_INFORMATION PROVIDED:_

──────────────────────────────

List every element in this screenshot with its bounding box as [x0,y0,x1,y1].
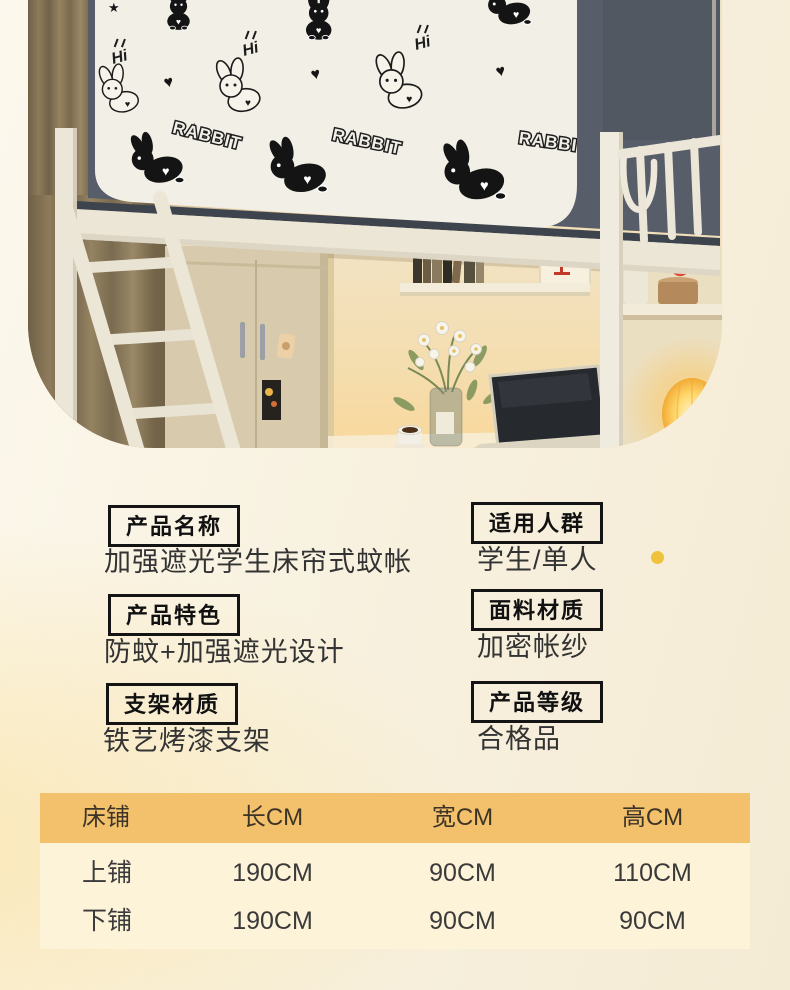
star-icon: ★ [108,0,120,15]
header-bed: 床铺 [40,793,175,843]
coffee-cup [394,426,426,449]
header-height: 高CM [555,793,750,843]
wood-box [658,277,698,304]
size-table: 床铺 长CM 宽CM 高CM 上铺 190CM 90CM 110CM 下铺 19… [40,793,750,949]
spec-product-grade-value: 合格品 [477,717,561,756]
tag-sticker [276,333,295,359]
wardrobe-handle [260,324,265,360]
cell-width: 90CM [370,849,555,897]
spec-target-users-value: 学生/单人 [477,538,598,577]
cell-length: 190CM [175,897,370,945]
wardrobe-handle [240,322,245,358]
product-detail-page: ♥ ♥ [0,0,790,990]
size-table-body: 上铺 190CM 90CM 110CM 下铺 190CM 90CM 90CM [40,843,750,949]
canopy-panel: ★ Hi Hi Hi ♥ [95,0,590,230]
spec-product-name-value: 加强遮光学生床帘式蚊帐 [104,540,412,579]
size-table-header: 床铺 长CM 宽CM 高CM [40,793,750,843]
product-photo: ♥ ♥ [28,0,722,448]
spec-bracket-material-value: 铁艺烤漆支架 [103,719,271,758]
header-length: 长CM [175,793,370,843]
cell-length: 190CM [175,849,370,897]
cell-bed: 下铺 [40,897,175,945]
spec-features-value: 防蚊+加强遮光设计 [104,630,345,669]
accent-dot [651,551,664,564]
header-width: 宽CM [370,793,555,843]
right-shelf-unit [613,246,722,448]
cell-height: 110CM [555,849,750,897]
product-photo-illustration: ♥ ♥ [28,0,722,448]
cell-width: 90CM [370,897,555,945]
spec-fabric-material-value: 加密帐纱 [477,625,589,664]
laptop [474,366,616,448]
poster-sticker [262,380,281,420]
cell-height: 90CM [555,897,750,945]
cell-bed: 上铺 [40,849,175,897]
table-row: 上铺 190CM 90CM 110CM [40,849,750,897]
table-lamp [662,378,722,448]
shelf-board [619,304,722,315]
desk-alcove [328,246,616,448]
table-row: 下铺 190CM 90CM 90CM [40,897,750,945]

──────────────────────────────

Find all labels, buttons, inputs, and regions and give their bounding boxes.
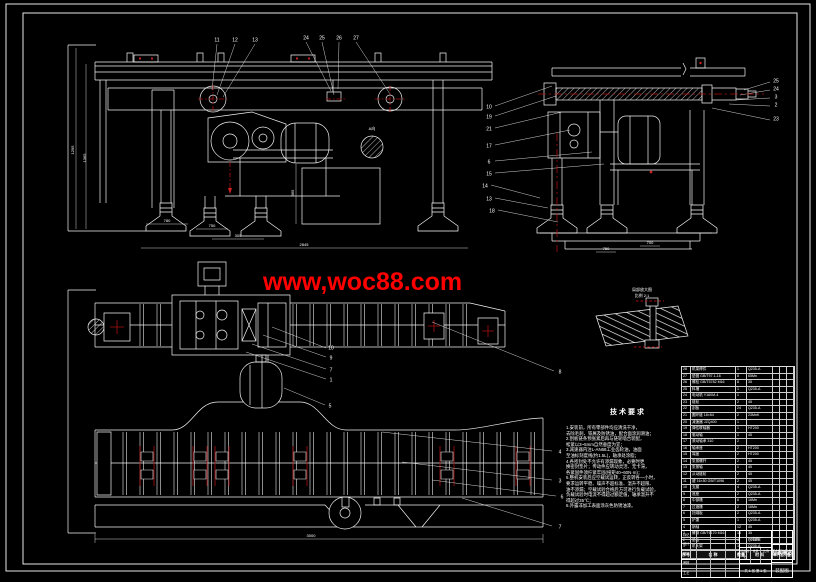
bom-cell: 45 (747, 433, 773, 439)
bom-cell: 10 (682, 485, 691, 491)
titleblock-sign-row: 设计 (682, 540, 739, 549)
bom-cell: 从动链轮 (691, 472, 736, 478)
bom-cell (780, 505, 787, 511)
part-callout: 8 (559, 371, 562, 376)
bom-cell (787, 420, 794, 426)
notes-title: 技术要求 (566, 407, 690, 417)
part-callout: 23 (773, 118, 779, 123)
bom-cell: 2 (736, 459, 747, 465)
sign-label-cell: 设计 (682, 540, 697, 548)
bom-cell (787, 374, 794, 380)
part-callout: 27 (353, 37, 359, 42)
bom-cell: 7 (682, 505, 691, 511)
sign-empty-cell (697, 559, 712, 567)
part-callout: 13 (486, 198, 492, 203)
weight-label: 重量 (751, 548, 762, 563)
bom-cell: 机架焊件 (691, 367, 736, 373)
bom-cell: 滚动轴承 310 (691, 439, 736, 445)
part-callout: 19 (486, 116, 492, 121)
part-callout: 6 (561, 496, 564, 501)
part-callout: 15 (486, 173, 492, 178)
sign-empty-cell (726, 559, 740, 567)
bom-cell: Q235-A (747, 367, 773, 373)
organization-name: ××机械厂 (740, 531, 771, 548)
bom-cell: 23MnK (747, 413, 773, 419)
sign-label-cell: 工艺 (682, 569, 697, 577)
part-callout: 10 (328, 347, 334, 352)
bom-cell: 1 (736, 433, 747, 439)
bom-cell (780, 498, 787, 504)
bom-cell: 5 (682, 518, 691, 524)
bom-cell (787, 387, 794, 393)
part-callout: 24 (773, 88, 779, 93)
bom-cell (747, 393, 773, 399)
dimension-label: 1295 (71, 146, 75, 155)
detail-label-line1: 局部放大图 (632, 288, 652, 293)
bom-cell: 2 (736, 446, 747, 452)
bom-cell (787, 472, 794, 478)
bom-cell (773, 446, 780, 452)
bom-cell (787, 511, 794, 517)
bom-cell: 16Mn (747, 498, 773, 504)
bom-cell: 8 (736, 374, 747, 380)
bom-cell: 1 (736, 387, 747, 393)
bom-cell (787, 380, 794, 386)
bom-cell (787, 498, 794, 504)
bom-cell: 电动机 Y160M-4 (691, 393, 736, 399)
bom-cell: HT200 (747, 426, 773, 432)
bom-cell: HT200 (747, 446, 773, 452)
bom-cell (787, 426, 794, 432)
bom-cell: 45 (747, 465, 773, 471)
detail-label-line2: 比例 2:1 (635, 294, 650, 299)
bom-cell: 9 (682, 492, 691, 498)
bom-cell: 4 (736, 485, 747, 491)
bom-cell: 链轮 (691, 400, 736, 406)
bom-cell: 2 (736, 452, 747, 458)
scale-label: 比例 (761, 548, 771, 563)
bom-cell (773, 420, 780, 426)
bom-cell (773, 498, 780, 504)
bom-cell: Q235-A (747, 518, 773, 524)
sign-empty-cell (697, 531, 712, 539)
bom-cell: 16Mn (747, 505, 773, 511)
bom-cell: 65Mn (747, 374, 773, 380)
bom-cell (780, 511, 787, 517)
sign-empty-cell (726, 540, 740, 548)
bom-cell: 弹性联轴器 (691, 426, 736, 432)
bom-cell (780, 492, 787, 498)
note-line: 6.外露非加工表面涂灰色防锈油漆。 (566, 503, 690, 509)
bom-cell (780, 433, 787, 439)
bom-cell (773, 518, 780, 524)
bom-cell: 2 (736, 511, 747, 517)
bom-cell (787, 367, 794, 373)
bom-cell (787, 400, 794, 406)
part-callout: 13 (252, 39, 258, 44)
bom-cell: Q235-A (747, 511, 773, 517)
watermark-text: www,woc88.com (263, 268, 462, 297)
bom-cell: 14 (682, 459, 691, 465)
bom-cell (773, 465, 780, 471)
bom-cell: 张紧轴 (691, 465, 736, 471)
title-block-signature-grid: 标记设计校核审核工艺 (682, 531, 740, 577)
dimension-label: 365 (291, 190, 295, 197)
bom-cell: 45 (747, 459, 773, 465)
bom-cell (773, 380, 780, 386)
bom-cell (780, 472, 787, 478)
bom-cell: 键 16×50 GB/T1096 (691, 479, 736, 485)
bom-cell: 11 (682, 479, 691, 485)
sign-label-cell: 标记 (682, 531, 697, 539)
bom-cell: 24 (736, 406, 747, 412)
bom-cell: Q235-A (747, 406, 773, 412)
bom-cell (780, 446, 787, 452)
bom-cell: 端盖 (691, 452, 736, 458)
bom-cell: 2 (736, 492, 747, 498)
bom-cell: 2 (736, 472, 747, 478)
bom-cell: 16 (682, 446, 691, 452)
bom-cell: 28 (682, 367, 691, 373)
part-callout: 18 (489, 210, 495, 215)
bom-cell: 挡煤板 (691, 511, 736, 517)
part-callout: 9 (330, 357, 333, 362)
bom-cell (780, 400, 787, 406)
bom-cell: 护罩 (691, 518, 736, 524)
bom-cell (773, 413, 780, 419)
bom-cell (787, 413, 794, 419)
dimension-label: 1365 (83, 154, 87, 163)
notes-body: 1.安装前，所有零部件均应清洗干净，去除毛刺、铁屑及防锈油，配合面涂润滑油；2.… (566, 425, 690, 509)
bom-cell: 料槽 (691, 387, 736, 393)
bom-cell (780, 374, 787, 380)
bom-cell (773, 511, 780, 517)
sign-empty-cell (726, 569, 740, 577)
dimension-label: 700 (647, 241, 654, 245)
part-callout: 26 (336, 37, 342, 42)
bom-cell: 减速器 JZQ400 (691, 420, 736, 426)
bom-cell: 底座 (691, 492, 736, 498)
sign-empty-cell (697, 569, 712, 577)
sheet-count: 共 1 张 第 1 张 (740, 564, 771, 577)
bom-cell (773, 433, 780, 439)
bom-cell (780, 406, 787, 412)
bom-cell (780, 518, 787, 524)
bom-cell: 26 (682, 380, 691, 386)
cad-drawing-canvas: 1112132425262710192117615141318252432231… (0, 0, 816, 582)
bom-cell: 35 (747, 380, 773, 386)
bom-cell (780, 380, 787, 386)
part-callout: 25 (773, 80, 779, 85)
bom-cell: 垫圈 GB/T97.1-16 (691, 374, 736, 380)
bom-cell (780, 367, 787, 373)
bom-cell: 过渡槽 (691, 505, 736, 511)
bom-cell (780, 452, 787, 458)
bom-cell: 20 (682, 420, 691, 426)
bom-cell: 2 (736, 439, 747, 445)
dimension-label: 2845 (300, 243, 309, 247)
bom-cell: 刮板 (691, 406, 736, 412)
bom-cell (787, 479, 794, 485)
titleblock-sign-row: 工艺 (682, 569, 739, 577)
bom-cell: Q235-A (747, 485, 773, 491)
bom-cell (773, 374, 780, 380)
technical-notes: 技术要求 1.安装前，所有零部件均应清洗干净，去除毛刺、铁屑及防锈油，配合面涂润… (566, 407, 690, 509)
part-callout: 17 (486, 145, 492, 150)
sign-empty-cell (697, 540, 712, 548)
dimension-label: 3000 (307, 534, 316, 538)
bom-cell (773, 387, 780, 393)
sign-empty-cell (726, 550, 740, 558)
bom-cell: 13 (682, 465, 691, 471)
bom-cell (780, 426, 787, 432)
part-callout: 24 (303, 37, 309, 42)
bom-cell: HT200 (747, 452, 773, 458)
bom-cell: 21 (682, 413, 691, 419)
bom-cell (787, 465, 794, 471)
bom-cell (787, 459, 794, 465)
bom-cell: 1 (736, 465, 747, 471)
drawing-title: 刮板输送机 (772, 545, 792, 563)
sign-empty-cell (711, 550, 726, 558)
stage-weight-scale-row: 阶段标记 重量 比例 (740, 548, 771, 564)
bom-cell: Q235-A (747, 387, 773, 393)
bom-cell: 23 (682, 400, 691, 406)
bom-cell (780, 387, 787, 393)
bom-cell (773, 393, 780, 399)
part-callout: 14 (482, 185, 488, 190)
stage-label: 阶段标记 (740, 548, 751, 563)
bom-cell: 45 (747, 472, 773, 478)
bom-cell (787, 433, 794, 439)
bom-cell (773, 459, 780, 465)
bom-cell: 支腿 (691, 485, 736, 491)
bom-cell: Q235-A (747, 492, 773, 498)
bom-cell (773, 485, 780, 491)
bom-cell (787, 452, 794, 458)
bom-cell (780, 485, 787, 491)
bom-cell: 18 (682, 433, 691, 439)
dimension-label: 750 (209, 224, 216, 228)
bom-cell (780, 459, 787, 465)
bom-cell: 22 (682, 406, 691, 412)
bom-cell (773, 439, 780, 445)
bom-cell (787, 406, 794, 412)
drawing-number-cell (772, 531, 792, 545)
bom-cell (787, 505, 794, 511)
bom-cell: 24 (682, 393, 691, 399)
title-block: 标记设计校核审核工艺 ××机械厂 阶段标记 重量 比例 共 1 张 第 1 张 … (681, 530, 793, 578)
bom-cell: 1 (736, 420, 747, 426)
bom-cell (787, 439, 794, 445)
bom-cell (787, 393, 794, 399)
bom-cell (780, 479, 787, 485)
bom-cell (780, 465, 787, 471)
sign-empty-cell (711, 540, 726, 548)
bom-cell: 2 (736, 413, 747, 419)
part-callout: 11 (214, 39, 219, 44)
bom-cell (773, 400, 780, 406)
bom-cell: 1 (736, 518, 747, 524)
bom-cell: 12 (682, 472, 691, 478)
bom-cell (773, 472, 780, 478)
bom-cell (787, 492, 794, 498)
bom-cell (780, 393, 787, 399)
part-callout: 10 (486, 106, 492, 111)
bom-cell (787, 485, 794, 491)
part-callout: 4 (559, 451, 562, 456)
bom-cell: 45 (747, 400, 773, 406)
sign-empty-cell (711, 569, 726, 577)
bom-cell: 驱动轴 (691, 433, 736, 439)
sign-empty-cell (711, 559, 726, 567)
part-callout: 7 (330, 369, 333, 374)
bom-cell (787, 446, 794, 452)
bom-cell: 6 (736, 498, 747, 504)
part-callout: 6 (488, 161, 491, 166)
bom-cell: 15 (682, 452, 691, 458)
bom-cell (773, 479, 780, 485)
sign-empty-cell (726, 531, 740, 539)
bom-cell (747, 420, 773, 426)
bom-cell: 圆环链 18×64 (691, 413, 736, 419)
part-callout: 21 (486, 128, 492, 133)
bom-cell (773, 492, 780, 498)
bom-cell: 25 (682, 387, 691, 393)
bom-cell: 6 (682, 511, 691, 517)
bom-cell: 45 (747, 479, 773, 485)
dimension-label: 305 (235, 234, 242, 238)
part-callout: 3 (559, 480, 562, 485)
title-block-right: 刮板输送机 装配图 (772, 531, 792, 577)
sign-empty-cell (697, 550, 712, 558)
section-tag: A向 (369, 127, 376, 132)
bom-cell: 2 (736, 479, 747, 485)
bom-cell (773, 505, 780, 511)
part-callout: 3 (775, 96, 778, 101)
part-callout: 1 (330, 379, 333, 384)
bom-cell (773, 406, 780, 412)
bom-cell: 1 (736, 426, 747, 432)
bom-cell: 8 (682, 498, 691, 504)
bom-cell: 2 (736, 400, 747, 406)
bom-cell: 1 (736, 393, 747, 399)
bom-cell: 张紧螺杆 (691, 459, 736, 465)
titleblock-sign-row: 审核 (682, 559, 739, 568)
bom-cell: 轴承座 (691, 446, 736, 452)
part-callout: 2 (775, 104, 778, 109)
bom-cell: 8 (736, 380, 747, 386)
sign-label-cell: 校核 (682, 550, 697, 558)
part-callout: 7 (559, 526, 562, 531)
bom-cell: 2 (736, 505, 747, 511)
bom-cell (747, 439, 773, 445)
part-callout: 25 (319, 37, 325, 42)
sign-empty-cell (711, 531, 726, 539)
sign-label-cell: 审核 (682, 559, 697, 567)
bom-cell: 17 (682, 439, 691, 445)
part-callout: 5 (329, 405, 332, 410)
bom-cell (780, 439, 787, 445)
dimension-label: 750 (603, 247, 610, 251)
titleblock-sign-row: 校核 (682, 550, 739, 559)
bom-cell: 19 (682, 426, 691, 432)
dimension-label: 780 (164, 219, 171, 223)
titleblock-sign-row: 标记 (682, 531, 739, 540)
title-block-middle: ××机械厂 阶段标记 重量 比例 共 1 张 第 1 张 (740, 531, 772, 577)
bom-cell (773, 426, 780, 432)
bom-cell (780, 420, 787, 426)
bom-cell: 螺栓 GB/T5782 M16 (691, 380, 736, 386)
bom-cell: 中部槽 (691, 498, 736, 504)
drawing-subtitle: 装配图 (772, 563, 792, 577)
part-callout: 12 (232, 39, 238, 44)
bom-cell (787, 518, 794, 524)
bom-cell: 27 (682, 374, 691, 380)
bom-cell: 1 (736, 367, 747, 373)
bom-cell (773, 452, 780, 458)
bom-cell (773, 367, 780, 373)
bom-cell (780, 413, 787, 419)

──────────────────────────────

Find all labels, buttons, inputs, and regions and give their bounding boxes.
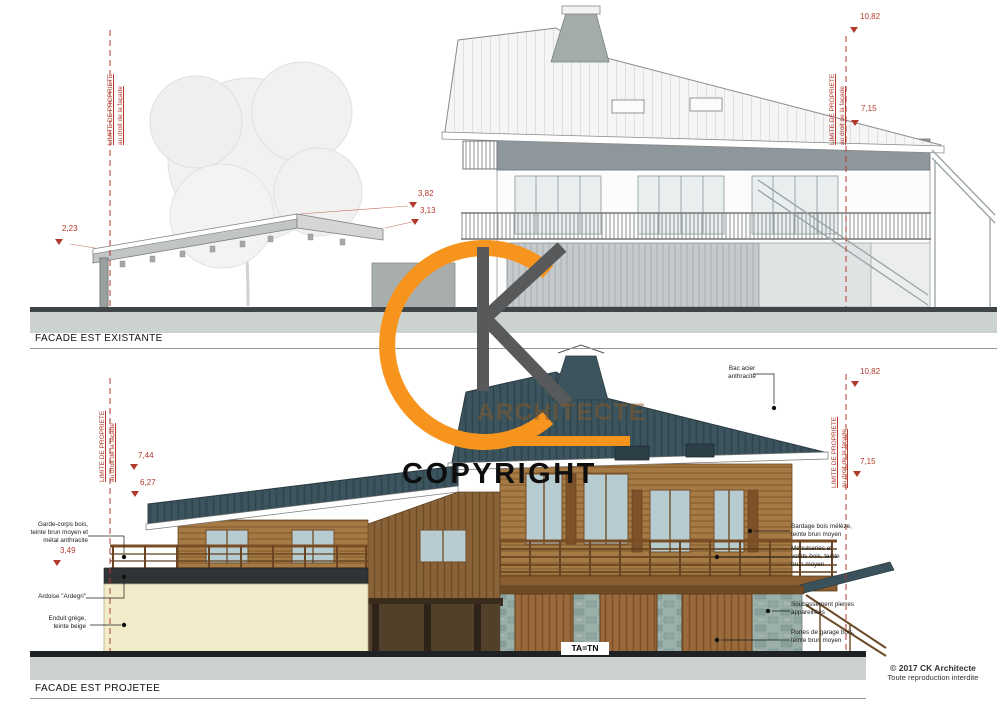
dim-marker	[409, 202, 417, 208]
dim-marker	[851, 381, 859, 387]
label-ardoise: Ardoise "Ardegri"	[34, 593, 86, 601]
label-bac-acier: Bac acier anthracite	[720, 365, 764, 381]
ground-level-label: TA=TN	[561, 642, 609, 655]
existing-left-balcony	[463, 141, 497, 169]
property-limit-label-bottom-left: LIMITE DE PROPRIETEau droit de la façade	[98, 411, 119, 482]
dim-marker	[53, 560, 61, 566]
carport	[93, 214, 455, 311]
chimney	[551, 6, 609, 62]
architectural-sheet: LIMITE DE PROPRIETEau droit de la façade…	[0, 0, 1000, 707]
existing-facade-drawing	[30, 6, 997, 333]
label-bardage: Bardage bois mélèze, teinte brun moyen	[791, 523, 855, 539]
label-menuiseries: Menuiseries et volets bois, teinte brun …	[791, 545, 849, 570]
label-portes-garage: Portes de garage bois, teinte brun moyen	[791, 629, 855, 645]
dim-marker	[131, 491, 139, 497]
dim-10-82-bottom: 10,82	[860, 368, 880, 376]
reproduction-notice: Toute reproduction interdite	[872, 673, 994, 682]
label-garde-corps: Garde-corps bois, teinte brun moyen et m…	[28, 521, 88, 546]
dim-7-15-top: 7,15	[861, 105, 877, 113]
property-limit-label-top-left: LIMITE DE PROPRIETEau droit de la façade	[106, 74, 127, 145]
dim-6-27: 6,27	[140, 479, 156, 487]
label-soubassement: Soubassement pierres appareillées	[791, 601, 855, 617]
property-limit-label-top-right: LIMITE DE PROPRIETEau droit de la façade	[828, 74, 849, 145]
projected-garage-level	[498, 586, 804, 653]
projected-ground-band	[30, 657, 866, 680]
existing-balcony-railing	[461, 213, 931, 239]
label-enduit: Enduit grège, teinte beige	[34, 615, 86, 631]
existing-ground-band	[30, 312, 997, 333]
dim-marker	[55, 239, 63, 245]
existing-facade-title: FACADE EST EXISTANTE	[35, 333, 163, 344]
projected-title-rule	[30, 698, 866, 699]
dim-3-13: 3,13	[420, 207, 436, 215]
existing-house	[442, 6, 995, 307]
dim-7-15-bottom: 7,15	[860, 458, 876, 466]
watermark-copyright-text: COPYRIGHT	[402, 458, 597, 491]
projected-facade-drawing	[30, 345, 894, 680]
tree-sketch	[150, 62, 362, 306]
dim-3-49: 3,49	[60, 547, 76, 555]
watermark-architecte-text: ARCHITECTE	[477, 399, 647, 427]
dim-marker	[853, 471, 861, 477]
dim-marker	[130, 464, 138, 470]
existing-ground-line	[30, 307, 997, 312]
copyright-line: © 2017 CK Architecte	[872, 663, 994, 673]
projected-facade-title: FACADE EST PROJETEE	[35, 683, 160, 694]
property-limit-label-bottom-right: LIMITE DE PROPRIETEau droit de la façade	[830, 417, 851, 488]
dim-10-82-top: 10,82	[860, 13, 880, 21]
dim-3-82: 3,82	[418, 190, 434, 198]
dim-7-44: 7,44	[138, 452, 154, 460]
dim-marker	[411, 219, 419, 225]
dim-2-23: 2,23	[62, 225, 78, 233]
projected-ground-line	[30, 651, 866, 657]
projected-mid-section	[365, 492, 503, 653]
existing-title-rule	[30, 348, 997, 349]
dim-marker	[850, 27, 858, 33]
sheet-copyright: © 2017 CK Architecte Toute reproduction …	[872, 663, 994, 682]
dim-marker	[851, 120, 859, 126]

──────────────────────────────

_TASK OBJECTIVE:_ Reproduce the data between the line holding "List every element" and the line holding "table-row: 下铺 190CM", inclusive, leaving the picture out.

_FINISHED TASK:_
List every element in this screenshot with its bounding box as [x0,y0,x1,y1].
star-icon: ★ [108,0,120,15]
header-bed: 床铺 [40,793,175,843]
coffee-cup [394,426,426,449]
header-height: 高CM [555,793,750,843]
wood-box [658,277,698,304]
size-table: 床铺 长CM 宽CM 高CM 上铺 190CM 90CM 110CM 下铺 19… [40,793,750,949]
spec-product-grade-value: 合格品 [477,717,561,756]
tag-sticker [276,333,295,359]
wardrobe-handle [260,324,265,360]
cell-width: 90CM [370,849,555,897]
spec-target-users-value: 学生/单人 [477,538,598,577]
cell-length: 190CM [175,897,370,945]
wardrobe-handle [240,322,245,358]
product-detail-page: ♥ ♥ [0,0,790,990]
size-table-body: 上铺 190CM 90CM 110CM 下铺 190CM 90CM 90CM [40,843,750,949]
canopy-panel: ★ Hi Hi Hi ♥ [95,0,590,230]
spec-product-name-value: 加强遮光学生床帘式蚊帐 [104,540,412,579]
size-table-header: 床铺 长CM 宽CM 高CM [40,793,750,843]
product-photo: ♥ ♥ [28,0,722,448]
spec-bracket-material-value: 铁艺烤漆支架 [103,719,271,758]
header-length: 长CM [175,793,370,843]
cell-length: 190CM [175,849,370,897]
cell-bed: 下铺 [40,897,175,945]
spec-features-value: 防蚊+加强遮光设计 [104,630,345,669]
accent-dot [651,551,664,564]
header-width: 宽CM [370,793,555,843]
right-shelf-unit [613,246,722,448]
cell-height: 110CM [555,849,750,897]
product-photo-illustration: ♥ ♥ [28,0,722,448]
cell-width: 90CM [370,897,555,945]
spec-fabric-material-value: 加密帐纱 [477,625,589,664]
laptop [474,366,616,448]
poster-sticker [262,380,281,420]
cell-height: 90CM [555,897,750,945]
cell-bed: 上铺 [40,849,175,897]
table-row: 上铺 190CM 90CM 110CM [40,849,750,897]
table-lamp [662,378,722,448]
shelf-board [619,304,722,315]
desk-alcove [328,246,616,448]
table-row: 下铺 190CM 90CM 90CM [40,897,750,945]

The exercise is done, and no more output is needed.